═══ Extracted material ═══

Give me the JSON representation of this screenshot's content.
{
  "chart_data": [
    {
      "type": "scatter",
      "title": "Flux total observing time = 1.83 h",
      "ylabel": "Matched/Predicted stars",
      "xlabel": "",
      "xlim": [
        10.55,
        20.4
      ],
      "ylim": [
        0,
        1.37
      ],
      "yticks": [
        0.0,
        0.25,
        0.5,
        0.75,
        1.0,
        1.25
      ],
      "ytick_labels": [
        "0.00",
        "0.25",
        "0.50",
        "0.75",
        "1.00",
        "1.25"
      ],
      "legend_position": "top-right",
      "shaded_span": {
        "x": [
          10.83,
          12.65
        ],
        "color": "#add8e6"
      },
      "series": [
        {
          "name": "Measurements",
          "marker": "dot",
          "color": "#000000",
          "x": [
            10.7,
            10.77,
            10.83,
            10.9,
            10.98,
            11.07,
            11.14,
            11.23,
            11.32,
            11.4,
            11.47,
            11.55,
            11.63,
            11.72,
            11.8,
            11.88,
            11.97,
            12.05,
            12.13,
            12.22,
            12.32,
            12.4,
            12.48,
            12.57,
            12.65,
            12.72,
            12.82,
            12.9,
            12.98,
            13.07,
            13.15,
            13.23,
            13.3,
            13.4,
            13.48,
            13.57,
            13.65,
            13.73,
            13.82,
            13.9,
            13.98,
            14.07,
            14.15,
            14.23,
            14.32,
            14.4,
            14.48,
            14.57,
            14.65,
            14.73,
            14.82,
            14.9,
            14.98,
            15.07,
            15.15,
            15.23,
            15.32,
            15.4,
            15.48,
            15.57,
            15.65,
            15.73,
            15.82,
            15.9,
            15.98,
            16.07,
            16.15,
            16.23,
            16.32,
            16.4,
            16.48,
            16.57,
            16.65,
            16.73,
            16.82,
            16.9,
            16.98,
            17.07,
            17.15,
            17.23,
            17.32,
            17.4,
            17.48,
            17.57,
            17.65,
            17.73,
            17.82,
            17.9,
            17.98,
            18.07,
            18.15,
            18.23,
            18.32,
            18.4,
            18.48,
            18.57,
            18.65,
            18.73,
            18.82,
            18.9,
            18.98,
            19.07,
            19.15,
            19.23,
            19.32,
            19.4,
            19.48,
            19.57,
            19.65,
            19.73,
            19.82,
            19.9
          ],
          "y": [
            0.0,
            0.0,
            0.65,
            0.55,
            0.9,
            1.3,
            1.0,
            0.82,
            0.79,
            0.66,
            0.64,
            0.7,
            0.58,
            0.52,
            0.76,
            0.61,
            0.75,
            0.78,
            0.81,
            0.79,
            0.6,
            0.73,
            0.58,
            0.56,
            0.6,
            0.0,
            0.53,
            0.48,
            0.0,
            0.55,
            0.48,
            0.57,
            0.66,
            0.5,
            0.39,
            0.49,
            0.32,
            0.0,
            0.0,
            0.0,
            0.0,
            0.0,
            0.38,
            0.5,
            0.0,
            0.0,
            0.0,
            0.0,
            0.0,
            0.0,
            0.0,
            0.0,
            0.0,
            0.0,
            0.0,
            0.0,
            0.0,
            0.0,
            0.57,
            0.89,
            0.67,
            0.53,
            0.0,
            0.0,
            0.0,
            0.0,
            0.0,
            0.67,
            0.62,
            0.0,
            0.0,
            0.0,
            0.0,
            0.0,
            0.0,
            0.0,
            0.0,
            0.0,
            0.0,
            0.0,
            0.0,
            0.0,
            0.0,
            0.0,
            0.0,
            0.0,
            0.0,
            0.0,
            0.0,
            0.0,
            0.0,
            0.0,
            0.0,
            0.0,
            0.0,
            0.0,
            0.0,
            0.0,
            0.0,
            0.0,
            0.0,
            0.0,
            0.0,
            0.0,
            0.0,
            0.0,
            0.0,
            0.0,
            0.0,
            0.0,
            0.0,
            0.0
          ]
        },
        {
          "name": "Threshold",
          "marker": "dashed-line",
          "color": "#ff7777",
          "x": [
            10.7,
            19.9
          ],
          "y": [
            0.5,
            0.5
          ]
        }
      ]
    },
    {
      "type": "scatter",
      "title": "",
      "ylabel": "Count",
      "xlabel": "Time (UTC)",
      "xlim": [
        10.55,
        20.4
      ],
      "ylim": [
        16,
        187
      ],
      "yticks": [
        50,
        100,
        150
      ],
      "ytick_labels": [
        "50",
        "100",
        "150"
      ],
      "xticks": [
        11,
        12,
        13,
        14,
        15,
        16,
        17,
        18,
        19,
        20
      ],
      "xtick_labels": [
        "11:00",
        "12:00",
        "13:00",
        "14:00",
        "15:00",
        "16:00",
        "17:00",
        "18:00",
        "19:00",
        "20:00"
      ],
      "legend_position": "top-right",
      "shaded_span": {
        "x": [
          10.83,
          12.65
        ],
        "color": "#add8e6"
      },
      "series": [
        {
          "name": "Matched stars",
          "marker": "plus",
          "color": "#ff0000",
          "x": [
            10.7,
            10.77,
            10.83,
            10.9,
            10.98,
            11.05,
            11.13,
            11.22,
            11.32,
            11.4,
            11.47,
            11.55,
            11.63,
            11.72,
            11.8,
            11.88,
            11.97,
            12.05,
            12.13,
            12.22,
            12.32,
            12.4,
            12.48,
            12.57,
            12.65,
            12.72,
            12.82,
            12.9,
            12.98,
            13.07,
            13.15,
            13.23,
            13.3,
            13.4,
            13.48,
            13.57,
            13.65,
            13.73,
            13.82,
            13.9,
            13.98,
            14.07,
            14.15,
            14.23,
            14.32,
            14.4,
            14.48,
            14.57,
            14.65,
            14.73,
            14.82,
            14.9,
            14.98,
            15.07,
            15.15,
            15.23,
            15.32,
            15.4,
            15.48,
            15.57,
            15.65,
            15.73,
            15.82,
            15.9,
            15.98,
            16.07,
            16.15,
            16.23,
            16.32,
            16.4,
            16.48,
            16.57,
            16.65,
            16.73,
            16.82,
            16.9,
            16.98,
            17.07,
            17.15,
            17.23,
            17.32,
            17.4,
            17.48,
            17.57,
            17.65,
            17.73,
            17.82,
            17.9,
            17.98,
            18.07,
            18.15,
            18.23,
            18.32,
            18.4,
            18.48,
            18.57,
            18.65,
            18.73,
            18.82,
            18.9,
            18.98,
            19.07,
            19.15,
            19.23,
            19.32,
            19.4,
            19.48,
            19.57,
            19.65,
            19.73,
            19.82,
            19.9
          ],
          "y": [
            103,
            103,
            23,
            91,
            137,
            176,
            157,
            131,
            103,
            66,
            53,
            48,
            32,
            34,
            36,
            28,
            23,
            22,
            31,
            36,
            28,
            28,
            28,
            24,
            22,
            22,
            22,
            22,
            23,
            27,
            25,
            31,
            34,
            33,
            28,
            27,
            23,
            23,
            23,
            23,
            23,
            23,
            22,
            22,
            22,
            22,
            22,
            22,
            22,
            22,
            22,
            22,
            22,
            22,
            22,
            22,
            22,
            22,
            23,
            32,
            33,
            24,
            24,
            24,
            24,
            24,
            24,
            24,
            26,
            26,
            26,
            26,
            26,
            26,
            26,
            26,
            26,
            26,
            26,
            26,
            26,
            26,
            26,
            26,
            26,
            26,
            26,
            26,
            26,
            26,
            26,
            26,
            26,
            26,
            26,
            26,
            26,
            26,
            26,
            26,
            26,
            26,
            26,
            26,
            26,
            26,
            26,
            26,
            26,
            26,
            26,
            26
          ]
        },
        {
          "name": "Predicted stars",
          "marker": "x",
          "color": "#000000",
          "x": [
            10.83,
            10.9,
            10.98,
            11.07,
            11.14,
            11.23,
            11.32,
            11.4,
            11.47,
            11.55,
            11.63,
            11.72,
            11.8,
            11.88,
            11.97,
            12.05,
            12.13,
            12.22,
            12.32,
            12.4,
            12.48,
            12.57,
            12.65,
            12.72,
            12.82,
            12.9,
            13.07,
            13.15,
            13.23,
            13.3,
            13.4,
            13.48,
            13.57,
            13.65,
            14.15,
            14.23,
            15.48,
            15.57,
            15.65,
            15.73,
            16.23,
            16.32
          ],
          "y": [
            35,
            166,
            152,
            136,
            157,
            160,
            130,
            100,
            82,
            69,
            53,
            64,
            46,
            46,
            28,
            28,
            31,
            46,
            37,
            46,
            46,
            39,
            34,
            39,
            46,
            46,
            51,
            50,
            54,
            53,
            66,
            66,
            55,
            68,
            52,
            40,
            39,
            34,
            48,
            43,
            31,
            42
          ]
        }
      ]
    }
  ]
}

═══

### What to do
In the records shown above, how many lines include the word "Predicted"? Answer with the number only.

### Complete answer
2